> _TASK INSTRUCTIONS_
Search the listing below for the word "xlabel" and copy each line that holds it.

> _Records from a data source_
────────────────────

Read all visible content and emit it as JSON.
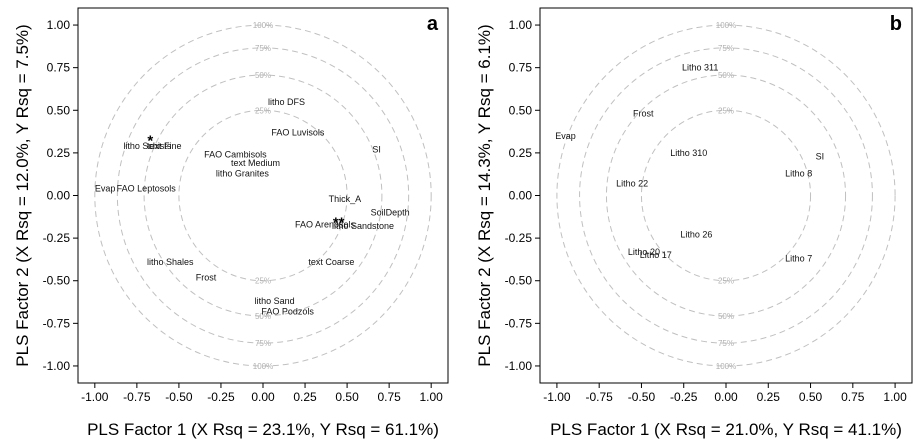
{
  "chart_data": [
    {
      "type": "scatter",
      "panel_label": "a",
      "xlabel": "PLS Factor 1 (X Rsq = 23.1%, Y Rsq = 61.1%)",
      "ylabel": "PLS Factor 2 (X Rsq = 12.0%, Y Rsq = 7.5%)",
      "xlim": [
        -1.1,
        1.1
      ],
      "ylim": [
        -1.1,
        1.1
      ],
      "xticks": [
        "-1.00",
        "-0.75",
        "-0.50",
        "-0.25",
        "0.00",
        "0.25",
        "0.50",
        "0.75",
        "1.00"
      ],
      "yticks": [
        "1.00",
        "0.75",
        "0.50",
        "0.25",
        "0.00",
        "-0.25",
        "-0.50",
        "-0.75",
        "-1.00"
      ],
      "grid": false,
      "reference_circles": [
        {
          "radius": 0.5,
          "label": "25%"
        },
        {
          "radius": 0.707,
          "label": "50%"
        },
        {
          "radius": 0.866,
          "label": "75%"
        },
        {
          "radius": 1.0,
          "label": "100%"
        }
      ],
      "points": [
        {
          "label": "litho DFS",
          "x": 0.03,
          "y": 0.55
        },
        {
          "label": "FAO Luvisols",
          "x": 0.05,
          "y": 0.37
        },
        {
          "label": "SI",
          "x": 0.65,
          "y": 0.27
        },
        {
          "label": "litho Schists",
          "x": -0.83,
          "y": 0.29
        },
        {
          "label": "text Fine",
          "x": -0.69,
          "y": 0.29
        },
        {
          "label": "FAO Cambisols",
          "x": -0.35,
          "y": 0.24
        },
        {
          "label": "text Medium",
          "x": -0.19,
          "y": 0.19
        },
        {
          "label": "litho Granites",
          "x": -0.28,
          "y": 0.13
        },
        {
          "label": "FAO Leptosols",
          "x": -0.87,
          "y": 0.04
        },
        {
          "label": "Evap",
          "x": -1.0,
          "y": 0.04
        },
        {
          "label": "Thick_A",
          "x": 0.39,
          "y": -0.02
        },
        {
          "label": "SoilDepth",
          "x": 0.64,
          "y": -0.1
        },
        {
          "label": "FAO Arenosols",
          "x": 0.19,
          "y": -0.17
        },
        {
          "label": "litho Sandstone",
          "x": 0.41,
          "y": -0.18
        },
        {
          "label": "litho Shales",
          "x": -0.69,
          "y": -0.39
        },
        {
          "label": "Frost",
          "x": -0.4,
          "y": -0.48
        },
        {
          "label": "text Coarse",
          "x": 0.27,
          "y": -0.39
        },
        {
          "label": "litho Sand",
          "x": -0.05,
          "y": -0.62
        },
        {
          "label": "FAO Podzols",
          "x": -0.01,
          "y": -0.68
        }
      ],
      "markers": [
        {
          "symbol": "*",
          "x": -0.67,
          "y": 0.34
        },
        {
          "symbol": "**",
          "x": 0.45,
          "y": -0.14
        }
      ]
    },
    {
      "type": "scatter",
      "panel_label": "b",
      "xlabel": "PLS Factor 1 (X Rsq = 21.0%, Y Rsq = 41.1%)",
      "ylabel": "PLS Factor 2 (X Rsq = 14.3%, Y Rsq = 6.1%)",
      "xlim": [
        -1.1,
        1.1
      ],
      "ylim": [
        -1.1,
        1.1
      ],
      "xticks": [
        "-1.00",
        "-0.75",
        "-0.50",
        "-0.25",
        "0.00",
        "0.25",
        "0.50",
        "0.75",
        "1.00"
      ],
      "yticks": [
        "1.00",
        "0.75",
        "0.50",
        "0.25",
        "0.00",
        "-0.25",
        "-0.50",
        "-0.75",
        "-1.00"
      ],
      "grid": false,
      "reference_circles": [
        {
          "radius": 0.5,
          "label": "25%"
        },
        {
          "radius": 0.707,
          "label": "50%"
        },
        {
          "radius": 0.866,
          "label": "75%"
        },
        {
          "radius": 1.0,
          "label": "100%"
        }
      ],
      "points": [
        {
          "label": "Litho 311",
          "x": -0.26,
          "y": 0.75
        },
        {
          "label": "Frost",
          "x": -0.55,
          "y": 0.48
        },
        {
          "label": "Evap",
          "x": -1.01,
          "y": 0.35
        },
        {
          "label": "Litho 310",
          "x": -0.33,
          "y": 0.25
        },
        {
          "label": "SI",
          "x": 0.53,
          "y": 0.23
        },
        {
          "label": "Litho 8",
          "x": 0.35,
          "y": 0.13
        },
        {
          "label": "Litho 22",
          "x": -0.65,
          "y": 0.07
        },
        {
          "label": "Litho 26",
          "x": -0.27,
          "y": -0.23
        },
        {
          "label": "Litho 20",
          "x": -0.58,
          "y": -0.33
        },
        {
          "label": "Litho 17",
          "x": -0.51,
          "y": -0.35
        },
        {
          "label": "Litho 7",
          "x": 0.35,
          "y": -0.37
        }
      ],
      "markers": []
    }
  ]
}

────────────────────

> _SOLVED PROBLEM_
      "xlabel": "PLS Factor 1 (X Rsq = 23.1%, Y Rsq = 61.1%)",
      "xlabel": "PLS Factor 1 (X Rsq = 21.0%, Y Rsq = 41.1%)",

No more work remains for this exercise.